======== Input data ========

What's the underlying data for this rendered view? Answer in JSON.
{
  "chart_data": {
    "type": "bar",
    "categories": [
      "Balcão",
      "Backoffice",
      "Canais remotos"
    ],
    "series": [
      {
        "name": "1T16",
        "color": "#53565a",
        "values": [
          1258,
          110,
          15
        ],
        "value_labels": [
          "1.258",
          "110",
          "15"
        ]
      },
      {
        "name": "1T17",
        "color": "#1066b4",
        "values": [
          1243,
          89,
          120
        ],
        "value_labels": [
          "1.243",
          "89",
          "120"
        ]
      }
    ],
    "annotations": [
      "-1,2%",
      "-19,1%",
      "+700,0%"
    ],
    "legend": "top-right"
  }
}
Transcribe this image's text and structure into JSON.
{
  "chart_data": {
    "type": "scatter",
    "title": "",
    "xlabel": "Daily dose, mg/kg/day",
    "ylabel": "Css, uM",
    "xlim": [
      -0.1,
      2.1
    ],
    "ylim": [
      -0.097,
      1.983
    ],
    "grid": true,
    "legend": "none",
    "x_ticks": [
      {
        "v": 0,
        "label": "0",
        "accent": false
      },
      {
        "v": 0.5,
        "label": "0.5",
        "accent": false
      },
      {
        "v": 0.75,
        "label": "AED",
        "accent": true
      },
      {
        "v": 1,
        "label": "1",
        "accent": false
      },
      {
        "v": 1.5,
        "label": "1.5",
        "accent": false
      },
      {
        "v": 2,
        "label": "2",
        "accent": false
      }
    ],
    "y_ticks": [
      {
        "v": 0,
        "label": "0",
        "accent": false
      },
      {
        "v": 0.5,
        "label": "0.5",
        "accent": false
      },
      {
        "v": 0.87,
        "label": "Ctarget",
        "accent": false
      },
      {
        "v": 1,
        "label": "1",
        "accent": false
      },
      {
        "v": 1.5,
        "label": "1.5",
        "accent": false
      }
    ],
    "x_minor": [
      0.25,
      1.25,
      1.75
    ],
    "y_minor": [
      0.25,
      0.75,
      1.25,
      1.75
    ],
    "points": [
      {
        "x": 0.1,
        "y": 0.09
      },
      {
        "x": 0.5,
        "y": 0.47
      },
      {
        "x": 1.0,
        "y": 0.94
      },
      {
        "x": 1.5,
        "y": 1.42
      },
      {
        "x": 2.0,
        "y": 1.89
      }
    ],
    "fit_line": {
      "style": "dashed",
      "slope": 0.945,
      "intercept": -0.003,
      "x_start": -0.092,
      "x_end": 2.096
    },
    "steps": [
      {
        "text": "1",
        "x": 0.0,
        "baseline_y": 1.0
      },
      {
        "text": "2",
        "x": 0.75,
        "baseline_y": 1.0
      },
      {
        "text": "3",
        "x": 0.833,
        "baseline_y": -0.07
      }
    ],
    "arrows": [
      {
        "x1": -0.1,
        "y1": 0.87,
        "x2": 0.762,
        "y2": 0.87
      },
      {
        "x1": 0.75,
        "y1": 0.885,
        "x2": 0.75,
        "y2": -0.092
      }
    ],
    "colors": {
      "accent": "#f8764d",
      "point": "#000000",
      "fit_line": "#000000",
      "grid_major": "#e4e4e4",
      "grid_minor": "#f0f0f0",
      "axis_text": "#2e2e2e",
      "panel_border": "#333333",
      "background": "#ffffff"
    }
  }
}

========

Output the full listing without altering anything.

What's the underlying data for this rendered view? Answer in JSON.
{
  "chart_data": {
    "type": "bar",
    "categories": [
      "Balcão",
      "Backoffice",
      "Canais remotos"
    ],
    "series": [
      {
        "name": "1T16",
        "color": "#53565a",
        "values": [
          1258,
          110,
          15
        ],
        "value_labels": [
          "1.258",
          "110",
          "15"
        ]
      },
      {
        "name": "1T17",
        "color": "#1066b4",
        "values": [
          1243,
          89,
          120
        ],
        "value_labels": [
          "1.243",
          "89",
          "120"
        ]
      }
    ],
    "annotations": [
      "-1,2%",
      "-19,1%",
      "+700,0%"
    ],
    "legend": "top-right"
  }
}
Transcribe this image's text and structure into JSON.
{
  "chart_data": {
    "type": "scatter",
    "title": "",
    "xlabel": "Daily dose, mg/kg/day",
    "ylabel": "Css, uM",
    "xlim": [
      -0.1,
      2.1
    ],
    "ylim": [
      -0.097,
      1.983
    ],
    "grid": true,
    "legend": "none",
    "x_ticks": [
      {
        "v": 0,
        "label": "0",
        "accent": false
      },
      {
        "v": 0.5,
        "label": "0.5",
        "accent": false
      },
      {
        "v": 0.75,
        "label": "AED",
        "accent": true
      },
      {
        "v": 1,
        "label": "1",
        "accent": false
      },
      {
        "v": 1.5,
        "label": "1.5",
        "accent": false
      },
      {
        "v": 2,
        "label": "2",
        "accent": false
      }
    ],
    "y_ticks": [
      {
        "v": 0,
        "label": "0",
        "accent": false
      },
      {
        "v": 0.5,
        "label": "0.5",
        "accent": false
      },
      {
        "v": 0.87,
        "label": "Ctarget",
        "accent": false
      },
      {
        "v": 1,
        "label": "1",
        "accent": false
      },
      {
        "v": 1.5,
        "label": "1.5",
        "accent": false
      }
    ],
    "x_minor": [
      0.25,
      1.25,
      1.75
    ],
    "y_minor": [
      0.25,
      0.75,
      1.25,
      1.75
    ],
    "points": [
      {
        "x": 0.1,
        "y": 0.09
      },
      {
        "x": 0.5,
        "y": 0.47
      },
      {
        "x": 1.0,
        "y": 0.94
      },
      {
        "x": 1.5,
        "y": 1.42
      },
      {
        "x": 2.0,
        "y": 1.89
      }
    ],
    "fit_line": {
      "style": "dashed",
      "slope": 0.945,
      "intercept": -0.003,
      "x_start": -0.092,
      "x_end": 2.096
    },
    "steps": [
      {
        "text": "1",
        "x": 0.0,
        "baseline_y": 1.0
      },
      {
        "text": "2",
        "x": 0.75,
        "baseline_y": 1.0
      },
      {
        "text": "3",
        "x": 0.833,
        "baseline_y": -0.07
      }
    ],
    "arrows": [
      {
        "x1": -0.1,
        "y1": 0.87,
        "x2": 0.762,
        "y2": 0.87
      },
      {
        "x1": 0.75,
        "y1": 0.885,
        "x2": 0.75,
        "y2": -0.092
      }
    ],
    "colors": {
      "accent": "#f8764d",
      "point": "#000000",
      "fit_line": "#000000",
      "grid_major": "#e4e4e4",
      "grid_minor": "#f0f0f0",
      "axis_text": "#2e2e2e",
      "panel_border": "#333333",
      "background": "#ffffff"
    }
  }
}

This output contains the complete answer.